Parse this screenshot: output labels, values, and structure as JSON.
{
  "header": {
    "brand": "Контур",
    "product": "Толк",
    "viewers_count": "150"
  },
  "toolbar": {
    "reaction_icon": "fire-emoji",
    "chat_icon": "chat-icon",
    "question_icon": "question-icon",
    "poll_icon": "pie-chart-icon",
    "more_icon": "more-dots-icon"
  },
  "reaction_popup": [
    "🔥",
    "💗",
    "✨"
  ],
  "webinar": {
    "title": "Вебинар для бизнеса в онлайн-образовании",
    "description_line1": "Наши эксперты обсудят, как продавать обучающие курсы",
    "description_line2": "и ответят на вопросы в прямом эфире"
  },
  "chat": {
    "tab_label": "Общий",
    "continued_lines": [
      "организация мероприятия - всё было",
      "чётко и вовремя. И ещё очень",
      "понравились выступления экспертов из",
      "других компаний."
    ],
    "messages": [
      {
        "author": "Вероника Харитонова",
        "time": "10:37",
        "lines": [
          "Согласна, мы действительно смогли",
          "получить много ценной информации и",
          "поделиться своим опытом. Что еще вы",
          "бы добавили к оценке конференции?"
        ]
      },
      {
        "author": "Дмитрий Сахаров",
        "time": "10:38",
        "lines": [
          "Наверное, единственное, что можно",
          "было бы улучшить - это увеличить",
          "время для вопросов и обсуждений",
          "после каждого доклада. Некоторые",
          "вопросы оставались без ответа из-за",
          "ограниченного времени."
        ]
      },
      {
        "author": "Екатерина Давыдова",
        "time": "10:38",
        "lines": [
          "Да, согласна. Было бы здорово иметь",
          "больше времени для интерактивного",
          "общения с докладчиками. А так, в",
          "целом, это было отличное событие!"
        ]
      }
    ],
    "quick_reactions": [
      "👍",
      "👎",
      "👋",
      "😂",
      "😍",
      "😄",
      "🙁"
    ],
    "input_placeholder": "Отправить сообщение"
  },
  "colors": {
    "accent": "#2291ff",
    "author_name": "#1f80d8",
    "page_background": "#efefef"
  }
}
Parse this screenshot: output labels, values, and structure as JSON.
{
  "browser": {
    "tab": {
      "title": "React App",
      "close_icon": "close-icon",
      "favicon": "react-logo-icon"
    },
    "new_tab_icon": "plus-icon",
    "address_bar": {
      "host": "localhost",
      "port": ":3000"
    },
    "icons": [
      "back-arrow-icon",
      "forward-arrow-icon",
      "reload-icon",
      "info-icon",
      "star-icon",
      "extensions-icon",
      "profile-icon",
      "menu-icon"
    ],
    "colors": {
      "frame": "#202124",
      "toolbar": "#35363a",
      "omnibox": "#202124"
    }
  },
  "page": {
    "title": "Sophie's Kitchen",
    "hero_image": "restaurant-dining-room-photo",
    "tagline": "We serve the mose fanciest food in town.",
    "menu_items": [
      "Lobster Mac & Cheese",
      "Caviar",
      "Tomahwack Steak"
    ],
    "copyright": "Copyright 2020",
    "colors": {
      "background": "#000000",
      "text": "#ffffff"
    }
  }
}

—————

◆ **PROBLEM REQUIREMENTS**
Print out all the entries precisely as written.

◆ **WRITTEN SOLUTION**
Parse this screenshot: output labels, values, and structure as JSON.
{
  "header": {
    "brand": "Контур",
    "product": "Толк",
    "viewers_count": "150"
  },
  "toolbar": {
    "reaction_icon": "fire-emoji",
    "chat_icon": "chat-icon",
    "question_icon": "question-icon",
    "poll_icon": "pie-chart-icon",
    "more_icon": "more-dots-icon"
  },
  "reaction_popup": [
    "🔥",
    "💗",
    "✨"
  ],
  "webinar": {
    "title": "Вебинар для бизнеса в онлайн-образовании",
    "description_line1": "Наши эксперты обсудят, как продавать обучающие курсы",
    "description_line2": "и ответят на вопросы в прямом эфире"
  },
  "chat": {
    "tab_label": "Общий",
    "continued_lines": [
      "организация мероприятия - всё было",
      "чётко и вовремя. И ещё очень",
      "понравились выступления экспертов из",
      "других компаний."
    ],
    "messages": [
      {
        "author": "Вероника Харитонова",
        "time": "10:37",
        "lines": [
          "Согласна, мы действительно смогли",
          "получить много ценной информации и",
          "поделиться своим опытом. Что еще вы",
          "бы добавили к оценке конференции?"
        ]
      },
      {
        "author": "Дмитрий Сахаров",
        "time": "10:38",
        "lines": [
          "Наверное, единственное, что можно",
          "было бы улучшить - это увеличить",
          "время для вопросов и обсуждений",
          "после каждого доклада. Некоторые",
          "вопросы оставались без ответа из-за",
          "ограниченного времени."
        ]
      },
      {
        "author": "Екатерина Давыдова",
        "time": "10:38",
        "lines": [
          "Да, согласна. Было бы здорово иметь",
          "больше времени для интерактивного",
          "общения с докладчиками. А так, в",
          "целом, это было отличное событие!"
        ]
      }
    ],
    "quick_reactions": [
      "👍",
      "👎",
      "👋",
      "😂",
      "😍",
      "😄",
      "🙁"
    ],
    "input_placeholder": "Отправить сообщение"
  },
  "colors": {
    "accent": "#2291ff",
    "author_name": "#1f80d8",
    "page_background": "#efefef"
  }
}
Parse this screenshot: output labels, values, and structure as JSON.
{
  "browser": {
    "tab": {
      "title": "React App",
      "close_icon": "close-icon",
      "favicon": "react-logo-icon"
    },
    "new_tab_icon": "plus-icon",
    "address_bar": {
      "host": "localhost",
      "port": ":3000"
    },
    "icons": [
      "back-arrow-icon",
      "forward-arrow-icon",
      "reload-icon",
      "info-icon",
      "star-icon",
      "extensions-icon",
      "profile-icon",
      "menu-icon"
    ],
    "colors": {
      "frame": "#202124",
      "toolbar": "#35363a",
      "omnibox": "#202124"
    }
  },
  "page": {
    "title": "Sophie's Kitchen",
    "hero_image": "restaurant-dining-room-photo",
    "tagline": "We serve the mose fanciest food in town.",
    "menu_items": [
      "Lobster Mac & Cheese",
      "Caviar",
      "Tomahwack Steak"
    ],
    "copyright": "Copyright 2020",
    "colors": {
      "background": "#000000",
      "text": "#ffffff"
    }
  }
}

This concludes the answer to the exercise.